* _Task instructions_
From the deletion discussion below, list every time of day that appears in a signature timestamp, in order of appearance.

* _Quoted passage_
This guy possibly got angry because he got an edit reverted. XD
Seriously though, there are probably at least some people out there who want/need a combined list. Also, there are tornadoes that happened in between those time periods, and if someone wanted to find out about them, this article would need to exist. Poodle23 (talk) 18:41, 8 February 2023 (UTC)[reply]
So my personal opinion is Keep. Poodle23 (talk) 18:46, 8 February 2023 (UTC)[reply]
Comment struck as I think it was canvassed, since the AN/I determined the editor who alerted me via my talk page canvassed the vote. Just ignore my comment and my participation here. Elijahandskip (talk) 20:46, 8 February 2023 (UTC)[reply]
Comment How is this notification not a violation of WP:CANVASS?-- Ponyobons mots 19:02, 8 February 2023 (UTC)[reply]
@Ponyo: I normally get pinged in weather-related discussions (many discussions to back that up), and my interactions with the nominator occurred generally before I started editing in weather-related articles. The person alerting me probably did not know my history with the nominator, especially since I do not wish to interact with them and don’t interact with them. The closing admin is free to exclude my !vote if they wish to, but I do have thousands of edits in weather-related articles over the past year & I am a member of WP:Weather. Either way, this will be my final message in this discussion. Elijahandskip (talk) 19:07, 8 February 2023 (UTC)[reply]
He was giving me valuable information and besides, the nominator is not even part of this project and is trying to impose his will on it. I'm tired of s*** like this. Leave him alone. ChessEric (talk · contribs) 19:09, 8 February 2023 (UTC)[reply]
The entire conversation at Elijahandskip's talk page has a "poison the well" quality to it, including Elijahandskip pinging one of the participants here to their talk page to disparage the nominator. Pinging like-minded editors to an AfD with the expectation of them supporting you is canvassing. Going to a talk page of an editor and titling the section "Link to this stupid article deletion attempt" is canvassing. -- Ponyobons mots 19:13, 8 February 2023 (UTC)[reply]
So now I can't have an opinion on the matter? That's bogus. If that's the case, every editor on Wikipedia is guilty of this. ChessEric (talk · contribs) 19:18, 8 February 2023 (UTC)[reply]
  • weak Keep - It seems like the other articles could be merged into this one better than this one being deleted.

* _Information_
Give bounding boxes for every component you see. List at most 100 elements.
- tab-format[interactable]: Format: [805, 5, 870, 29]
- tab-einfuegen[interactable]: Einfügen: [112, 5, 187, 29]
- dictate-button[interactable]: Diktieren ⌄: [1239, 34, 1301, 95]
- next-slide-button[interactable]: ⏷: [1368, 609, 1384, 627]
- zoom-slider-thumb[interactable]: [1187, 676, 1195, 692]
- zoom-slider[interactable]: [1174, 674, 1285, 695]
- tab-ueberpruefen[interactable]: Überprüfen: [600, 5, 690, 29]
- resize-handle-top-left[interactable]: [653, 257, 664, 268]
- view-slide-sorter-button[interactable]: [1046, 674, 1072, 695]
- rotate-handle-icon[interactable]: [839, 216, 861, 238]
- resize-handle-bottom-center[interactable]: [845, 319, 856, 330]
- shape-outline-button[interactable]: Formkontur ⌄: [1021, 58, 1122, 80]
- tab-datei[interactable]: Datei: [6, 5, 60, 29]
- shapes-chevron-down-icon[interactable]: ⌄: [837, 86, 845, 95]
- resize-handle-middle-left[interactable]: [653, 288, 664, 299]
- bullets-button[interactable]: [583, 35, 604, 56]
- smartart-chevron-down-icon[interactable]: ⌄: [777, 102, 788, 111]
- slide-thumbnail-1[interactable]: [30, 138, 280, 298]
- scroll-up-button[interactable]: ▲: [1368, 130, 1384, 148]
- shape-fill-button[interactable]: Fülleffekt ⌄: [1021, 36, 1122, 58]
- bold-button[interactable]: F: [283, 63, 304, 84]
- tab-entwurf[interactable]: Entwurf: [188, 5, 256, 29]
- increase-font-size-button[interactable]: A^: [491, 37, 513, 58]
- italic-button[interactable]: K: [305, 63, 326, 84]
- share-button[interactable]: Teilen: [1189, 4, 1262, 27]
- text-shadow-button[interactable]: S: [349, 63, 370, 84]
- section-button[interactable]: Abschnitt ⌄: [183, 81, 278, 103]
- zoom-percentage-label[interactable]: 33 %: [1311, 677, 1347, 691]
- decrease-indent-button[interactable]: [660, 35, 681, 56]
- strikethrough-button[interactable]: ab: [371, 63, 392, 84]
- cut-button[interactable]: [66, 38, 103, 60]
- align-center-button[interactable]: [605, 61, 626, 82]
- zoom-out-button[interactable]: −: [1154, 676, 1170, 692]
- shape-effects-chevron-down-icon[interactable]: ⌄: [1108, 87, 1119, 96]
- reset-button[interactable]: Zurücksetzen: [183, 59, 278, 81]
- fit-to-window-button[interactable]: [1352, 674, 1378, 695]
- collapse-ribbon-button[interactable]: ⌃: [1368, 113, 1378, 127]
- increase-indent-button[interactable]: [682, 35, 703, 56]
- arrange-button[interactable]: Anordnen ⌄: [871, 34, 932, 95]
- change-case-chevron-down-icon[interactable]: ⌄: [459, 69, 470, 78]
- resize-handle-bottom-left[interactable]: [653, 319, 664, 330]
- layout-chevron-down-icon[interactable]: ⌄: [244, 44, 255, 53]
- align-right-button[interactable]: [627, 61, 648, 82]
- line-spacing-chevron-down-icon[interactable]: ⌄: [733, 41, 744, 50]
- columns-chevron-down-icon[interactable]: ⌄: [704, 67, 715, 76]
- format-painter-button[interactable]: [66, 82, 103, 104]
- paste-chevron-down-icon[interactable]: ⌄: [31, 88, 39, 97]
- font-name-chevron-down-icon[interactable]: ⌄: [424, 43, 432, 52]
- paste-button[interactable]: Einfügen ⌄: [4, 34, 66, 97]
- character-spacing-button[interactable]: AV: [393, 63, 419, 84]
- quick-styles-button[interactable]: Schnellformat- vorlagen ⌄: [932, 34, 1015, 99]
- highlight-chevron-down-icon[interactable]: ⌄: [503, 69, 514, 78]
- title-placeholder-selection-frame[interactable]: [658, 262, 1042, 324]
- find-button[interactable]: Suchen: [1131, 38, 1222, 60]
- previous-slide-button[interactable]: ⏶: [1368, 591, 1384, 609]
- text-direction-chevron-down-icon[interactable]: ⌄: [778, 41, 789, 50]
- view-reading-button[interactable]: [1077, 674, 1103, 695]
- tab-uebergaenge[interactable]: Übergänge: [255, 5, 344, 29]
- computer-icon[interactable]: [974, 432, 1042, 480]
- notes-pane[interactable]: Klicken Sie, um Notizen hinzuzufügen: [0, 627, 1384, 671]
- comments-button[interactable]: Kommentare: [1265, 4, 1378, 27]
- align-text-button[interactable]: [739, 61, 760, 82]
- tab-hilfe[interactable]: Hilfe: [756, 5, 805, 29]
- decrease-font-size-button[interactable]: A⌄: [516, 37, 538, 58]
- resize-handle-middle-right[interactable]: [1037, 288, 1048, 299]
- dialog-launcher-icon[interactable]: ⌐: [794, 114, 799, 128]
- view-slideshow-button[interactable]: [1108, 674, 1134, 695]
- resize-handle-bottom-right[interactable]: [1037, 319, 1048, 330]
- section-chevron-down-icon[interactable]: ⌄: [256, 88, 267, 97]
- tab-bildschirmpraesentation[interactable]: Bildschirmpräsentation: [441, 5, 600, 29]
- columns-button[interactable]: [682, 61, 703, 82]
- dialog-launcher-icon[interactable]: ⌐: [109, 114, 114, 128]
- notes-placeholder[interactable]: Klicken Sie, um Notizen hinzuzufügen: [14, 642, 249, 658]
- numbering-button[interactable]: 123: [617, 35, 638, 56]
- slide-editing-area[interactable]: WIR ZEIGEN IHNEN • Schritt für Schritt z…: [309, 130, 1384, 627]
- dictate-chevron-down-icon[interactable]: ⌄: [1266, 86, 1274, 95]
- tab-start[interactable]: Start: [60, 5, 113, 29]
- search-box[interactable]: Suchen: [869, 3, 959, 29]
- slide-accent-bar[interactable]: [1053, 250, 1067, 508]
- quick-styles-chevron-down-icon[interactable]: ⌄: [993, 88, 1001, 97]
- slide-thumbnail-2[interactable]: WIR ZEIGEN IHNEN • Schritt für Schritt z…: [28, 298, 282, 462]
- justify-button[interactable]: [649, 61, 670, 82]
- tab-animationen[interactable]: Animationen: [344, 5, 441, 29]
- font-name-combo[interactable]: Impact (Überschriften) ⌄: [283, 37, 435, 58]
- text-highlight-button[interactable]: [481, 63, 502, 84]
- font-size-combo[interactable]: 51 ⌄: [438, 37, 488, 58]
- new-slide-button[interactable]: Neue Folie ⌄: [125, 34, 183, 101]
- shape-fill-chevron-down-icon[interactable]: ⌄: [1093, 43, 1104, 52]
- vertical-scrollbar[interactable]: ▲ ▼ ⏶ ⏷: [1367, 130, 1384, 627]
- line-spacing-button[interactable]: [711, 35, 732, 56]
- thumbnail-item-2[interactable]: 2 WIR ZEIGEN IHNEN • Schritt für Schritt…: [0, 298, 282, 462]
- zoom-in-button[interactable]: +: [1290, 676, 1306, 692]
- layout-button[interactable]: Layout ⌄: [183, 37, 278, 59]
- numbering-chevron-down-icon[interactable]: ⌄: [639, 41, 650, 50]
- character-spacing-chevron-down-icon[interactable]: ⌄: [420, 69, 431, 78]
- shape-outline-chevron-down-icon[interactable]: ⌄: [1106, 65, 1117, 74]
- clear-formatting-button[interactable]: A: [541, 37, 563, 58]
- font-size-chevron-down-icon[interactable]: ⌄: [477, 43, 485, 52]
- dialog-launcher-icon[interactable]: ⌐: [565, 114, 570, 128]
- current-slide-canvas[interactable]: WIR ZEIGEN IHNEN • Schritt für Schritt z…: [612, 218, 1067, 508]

* _Task output_
18:41
18:46
20:46
19:02
19:07
19:09
19:13
19:18